## Set task
Below is a set of records; print all of them exactly as written.

[Data excerpts]
>> BEGIN

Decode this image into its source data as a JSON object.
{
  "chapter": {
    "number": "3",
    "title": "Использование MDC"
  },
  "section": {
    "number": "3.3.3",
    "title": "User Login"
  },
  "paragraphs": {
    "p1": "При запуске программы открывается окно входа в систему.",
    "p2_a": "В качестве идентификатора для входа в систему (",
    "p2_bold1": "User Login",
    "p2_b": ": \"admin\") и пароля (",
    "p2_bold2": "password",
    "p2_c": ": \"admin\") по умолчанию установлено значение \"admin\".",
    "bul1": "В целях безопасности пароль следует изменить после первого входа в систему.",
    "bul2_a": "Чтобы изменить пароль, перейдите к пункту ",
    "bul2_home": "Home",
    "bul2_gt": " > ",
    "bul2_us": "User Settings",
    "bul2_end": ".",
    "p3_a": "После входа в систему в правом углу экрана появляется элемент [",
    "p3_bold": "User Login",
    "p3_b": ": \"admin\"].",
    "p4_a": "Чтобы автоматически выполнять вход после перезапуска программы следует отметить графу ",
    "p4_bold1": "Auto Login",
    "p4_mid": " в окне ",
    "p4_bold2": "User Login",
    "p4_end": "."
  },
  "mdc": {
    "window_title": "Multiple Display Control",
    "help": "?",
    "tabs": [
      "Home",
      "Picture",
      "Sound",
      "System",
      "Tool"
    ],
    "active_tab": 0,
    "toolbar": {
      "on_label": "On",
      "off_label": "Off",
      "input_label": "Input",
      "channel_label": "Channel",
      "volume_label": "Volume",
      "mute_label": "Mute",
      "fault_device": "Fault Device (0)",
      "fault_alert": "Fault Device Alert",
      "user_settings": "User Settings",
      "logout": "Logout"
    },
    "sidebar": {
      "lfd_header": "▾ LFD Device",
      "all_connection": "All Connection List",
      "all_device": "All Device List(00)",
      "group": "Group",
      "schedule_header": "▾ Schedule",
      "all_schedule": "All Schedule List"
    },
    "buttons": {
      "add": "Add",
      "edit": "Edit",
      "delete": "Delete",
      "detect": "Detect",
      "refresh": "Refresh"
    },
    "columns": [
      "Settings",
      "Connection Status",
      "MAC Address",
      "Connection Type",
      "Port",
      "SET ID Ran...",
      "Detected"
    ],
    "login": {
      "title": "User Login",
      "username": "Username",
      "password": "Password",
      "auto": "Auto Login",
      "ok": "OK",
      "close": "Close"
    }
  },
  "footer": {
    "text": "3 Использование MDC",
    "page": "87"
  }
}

>> END

## Exercise output
Decode this image into its source data as a JSON object.
{
  "chapter": {
    "number": "3",
    "title": "Использование MDC"
  },
  "section": {
    "number": "3.3.3",
    "title": "User Login"
  },
  "paragraphs": {
    "p1": "При запуске программы открывается окно входа в систему.",
    "p2_a": "В качестве идентификатора для входа в систему (",
    "p2_bold1": "User Login",
    "p2_b": ": \"admin\") и пароля (",
    "p2_bold2": "password",
    "p2_c": ": \"admin\") по умолчанию установлено значение \"admin\".",
    "bul1": "В целях безопасности пароль следует изменить после первого входа в систему.",
    "bul2_a": "Чтобы изменить пароль, перейдите к пункту ",
    "bul2_home": "Home",
    "bul2_gt": " > ",
    "bul2_us": "User Settings",
    "bul2_end": ".",
    "p3_a": "После входа в систему в правом углу экрана появляется элемент [",
    "p3_bold": "User Login",
    "p3_b": ": \"admin\"].",
    "p4_a": "Чтобы автоматически выполнять вход после перезапуска программы следует отметить графу ",
    "p4_bold1": "Auto Login",
    "p4_mid": " в окне ",
    "p4_bold2": "User Login",
    "p4_end": "."
  },
  "mdc": {
    "window_title": "Multiple Display Control",
    "help": "?",
    "tabs": [
      "Home",
      "Picture",
      "Sound",
      "System",
      "Tool"
    ],
    "active_tab": 0,
    "toolbar": {
      "on_label": "On",
      "off_label": "Off",
      "input_label": "Input",
      "channel_label": "Channel",
      "volume_label": "Volume",
      "mute_label": "Mute",
      "fault_device": "Fault Device (0)",
      "fault_alert": "Fault Device Alert",
      "user_settings": "User Settings",
      "logout": "Logout"
    },
    "sidebar": {
      "lfd_header": "▾ LFD Device",
      "all_connection": "All Connection List",
      "all_device": "All Device List(00)",
      "group": "Group",
      "schedule_header": "▾ Schedule",
      "all_schedule": "All Schedule List"
    },
    "buttons": {
      "add": "Add",
      "edit": "Edit",
      "delete": "Delete",
      "detect": "Detect",
      "refresh": "Refresh"
    },
    "columns": [
      "Settings",
      "Connection Status",
      "MAC Address",
      "Connection Type",
      "Port",
      "SET ID Ran...",
      "Detected"
    ],
    "login": {
      "title": "User Login",
      "username": "Username",
      "password": "Password",
      "auto": "Auto Login",
      "ok": "OK",
      "close": "Close"
    }
  },
  "footer": {
    "text": "3 Использование MDC",
    "page": "87"
  }
}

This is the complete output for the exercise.